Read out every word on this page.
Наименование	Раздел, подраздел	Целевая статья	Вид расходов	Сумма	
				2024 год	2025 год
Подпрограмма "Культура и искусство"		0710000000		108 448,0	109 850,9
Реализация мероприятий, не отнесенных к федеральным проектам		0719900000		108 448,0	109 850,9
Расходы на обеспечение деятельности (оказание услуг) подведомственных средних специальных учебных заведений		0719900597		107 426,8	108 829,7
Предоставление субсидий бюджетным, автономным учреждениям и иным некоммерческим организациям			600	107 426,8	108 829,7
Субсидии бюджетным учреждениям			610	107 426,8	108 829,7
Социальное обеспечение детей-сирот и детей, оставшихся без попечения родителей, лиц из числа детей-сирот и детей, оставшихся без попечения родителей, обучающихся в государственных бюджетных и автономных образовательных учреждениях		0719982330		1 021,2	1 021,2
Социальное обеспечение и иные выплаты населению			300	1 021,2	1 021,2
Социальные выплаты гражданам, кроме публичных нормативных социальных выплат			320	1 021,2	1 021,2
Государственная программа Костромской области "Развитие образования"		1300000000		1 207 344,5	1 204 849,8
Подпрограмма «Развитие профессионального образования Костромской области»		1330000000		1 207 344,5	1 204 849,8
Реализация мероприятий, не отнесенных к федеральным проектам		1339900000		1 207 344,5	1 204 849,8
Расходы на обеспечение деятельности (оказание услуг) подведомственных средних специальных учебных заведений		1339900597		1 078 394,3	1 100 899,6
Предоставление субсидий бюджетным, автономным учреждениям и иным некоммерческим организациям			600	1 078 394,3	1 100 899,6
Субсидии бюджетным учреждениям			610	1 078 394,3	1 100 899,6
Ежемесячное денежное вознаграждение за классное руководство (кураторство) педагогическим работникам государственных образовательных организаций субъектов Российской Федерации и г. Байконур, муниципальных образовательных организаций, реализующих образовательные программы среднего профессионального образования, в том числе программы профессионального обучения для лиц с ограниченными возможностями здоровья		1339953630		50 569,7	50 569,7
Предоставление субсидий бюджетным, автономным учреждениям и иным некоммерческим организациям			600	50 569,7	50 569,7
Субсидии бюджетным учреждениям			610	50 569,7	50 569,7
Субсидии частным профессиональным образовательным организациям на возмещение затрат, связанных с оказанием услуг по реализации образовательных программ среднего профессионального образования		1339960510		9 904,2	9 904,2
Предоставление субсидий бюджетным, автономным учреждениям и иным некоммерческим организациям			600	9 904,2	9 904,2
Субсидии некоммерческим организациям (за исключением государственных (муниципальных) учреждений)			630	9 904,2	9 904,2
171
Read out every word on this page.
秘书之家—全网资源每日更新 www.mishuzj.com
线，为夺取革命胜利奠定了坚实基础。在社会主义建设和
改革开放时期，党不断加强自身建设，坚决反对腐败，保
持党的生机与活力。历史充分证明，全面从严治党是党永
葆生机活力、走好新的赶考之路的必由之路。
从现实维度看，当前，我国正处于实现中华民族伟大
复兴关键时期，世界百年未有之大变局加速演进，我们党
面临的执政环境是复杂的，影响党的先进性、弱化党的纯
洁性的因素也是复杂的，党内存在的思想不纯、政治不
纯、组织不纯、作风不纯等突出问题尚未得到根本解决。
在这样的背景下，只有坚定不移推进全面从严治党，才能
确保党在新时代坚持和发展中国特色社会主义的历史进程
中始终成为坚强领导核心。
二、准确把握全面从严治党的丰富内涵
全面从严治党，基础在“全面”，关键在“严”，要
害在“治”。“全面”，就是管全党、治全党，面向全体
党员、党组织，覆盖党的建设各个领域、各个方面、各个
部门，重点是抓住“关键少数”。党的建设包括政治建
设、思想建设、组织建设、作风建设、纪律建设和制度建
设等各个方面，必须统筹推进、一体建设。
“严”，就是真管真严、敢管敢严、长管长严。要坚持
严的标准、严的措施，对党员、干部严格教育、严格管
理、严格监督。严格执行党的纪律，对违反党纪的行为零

Exercise prompt: Recopy the entries above in their entirety, exactly.

Solution to this problem:
Read out every word on this page.
Наименование	Раздел, подраздел	Целевая статья	Вид расходов	Сумма	
				2024 год	2025 год
Подпрограмма "Культура и искусство"		0710000000		108 448,0	109 850,9
Реализация мероприятий, не отнесенных к федеральным проектам		0719900000		108 448,0	109 850,9
Расходы на обеспечение деятельности (оказание услуг) подведомственных средних специальных учебных заведений		0719900597		107 426,8	108 829,7
Предоставление субсидий бюджетным, автономным учреждениям и иным некоммерческим организациям			600	107 426,8	108 829,7
Субсидии бюджетным учреждениям			610	107 426,8	108 829,7
Социальное обеспечение детей-сирот и детей, оставшихся без попечения родителей, лиц из числа детей-сирот и детей, оставшихся без попечения родителей, обучающихся в государственных бюджетных и автономных образовательных учреждениях		0719982330		1 021,2	1 021,2
Социальное обеспечение и иные выплаты населению			300	1 021,2	1 021,2
Социальные выплаты гражданам, кроме публичных нормативных социальных выплат			320	1 021,2	1 021,2
Государственная программа Костромской области "Развитие образования"		1300000000		1 207 344,5	1 204 849,8
Подпрограмма «Развитие профессионального образования Костромской области»		1330000000		1 207 344,5	1 204 849,8
Реализация мероприятий, не отнесенных к федеральным проектам		1339900000		1 207 344,5	1 204 849,8
Расходы на обеспечение деятельности (оказание услуг) подведомственных средних специальных учебных заведений		1339900597		1 078 394,3	1 100 899,6
Предоставление субсидий бюджетным, автономным учреждениям и иным некоммерческим организациям			600	1 078 394,3	1 100 899,6
Субсидии бюджетным учреждениям			610	1 078 394,3	1 100 899,6
Ежемесячное денежное вознаграждение за классное руководство (кураторство) педагогическим работникам государственных образовательных организаций субъектов Российской Федерации и г. Байконур, муниципальных образовательных организаций, реализующих образовательные программы среднего профессионального образования, в том числе программы профессионального обучения для лиц с ограниченными возможностями здоровья		1339953630		50 569,7	50 569,7
Предоставление субсидий бюджетным, автономным учреждениям и иным некоммерческим организациям			600	50 569,7	50 569,7
Субсидии бюджетным учреждениям			610	50 569,7	50 569,7
Субсидии частным профессиональным образовательным организациям на возмещение затрат, связанных с оказанием услуг по реализации образовательных программ среднего профессионального образования		1339960510		9 904,2	9 904,2
Предоставление субсидий бюджетным, автономным учреждениям и иным некоммерческим организациям			600	9 904,2	9 904,2
Субсидии некоммерческим организациям (за исключением государственных (муниципальных) учреждений)			630	9 904,2	9 904,2
171
Read out every word on this page.
秘书之家—全网资源每日更新 www.mishuzj.com
线，为夺取革命胜利奠定了坚实基础。在社会主义建设和
改革开放时期，党不断加强自身建设，坚决反对腐败，保
持党的生机与活力。历史充分证明，全面从严治党是党永
葆生机活力、走好新的赶考之路的必由之路。
从现实维度看，当前，我国正处于实现中华民族伟大
复兴关键时期，世界百年未有之大变局加速演进，我们党
面临的执政环境是复杂的，影响党的先进性、弱化党的纯
洁性的因素也是复杂的，党内存在的思想不纯、政治不
纯、组织不纯、作风不纯等突出问题尚未得到根本解决。
在这样的背景下，只有坚定不移推进全面从严治党，才能
确保党在新时代坚持和发展中国特色社会主义的历史进程
中始终成为坚强领导核心。
二、准确把握全面从严治党的丰富内涵
全面从严治党，基础在“全面”，关键在“严”，要
害在“治”。“全面”，就是管全党、治全党，面向全体
党员、党组织，覆盖党的建设各个领域、各个方面、各个
部门，重点是抓住“关键少数”。党的建设包括政治建
设、思想建设、组织建设、作风建设、纪律建设和制度建
设等各个方面，必须统筹推进、一体建设。
“严”，就是真管真严、敢管敢严、长管长严。要坚持
严的标准、严的措施，对党员、干部严格教育、严格管
理、严格监督。严格执行党的纪律，对违反党纪的行为零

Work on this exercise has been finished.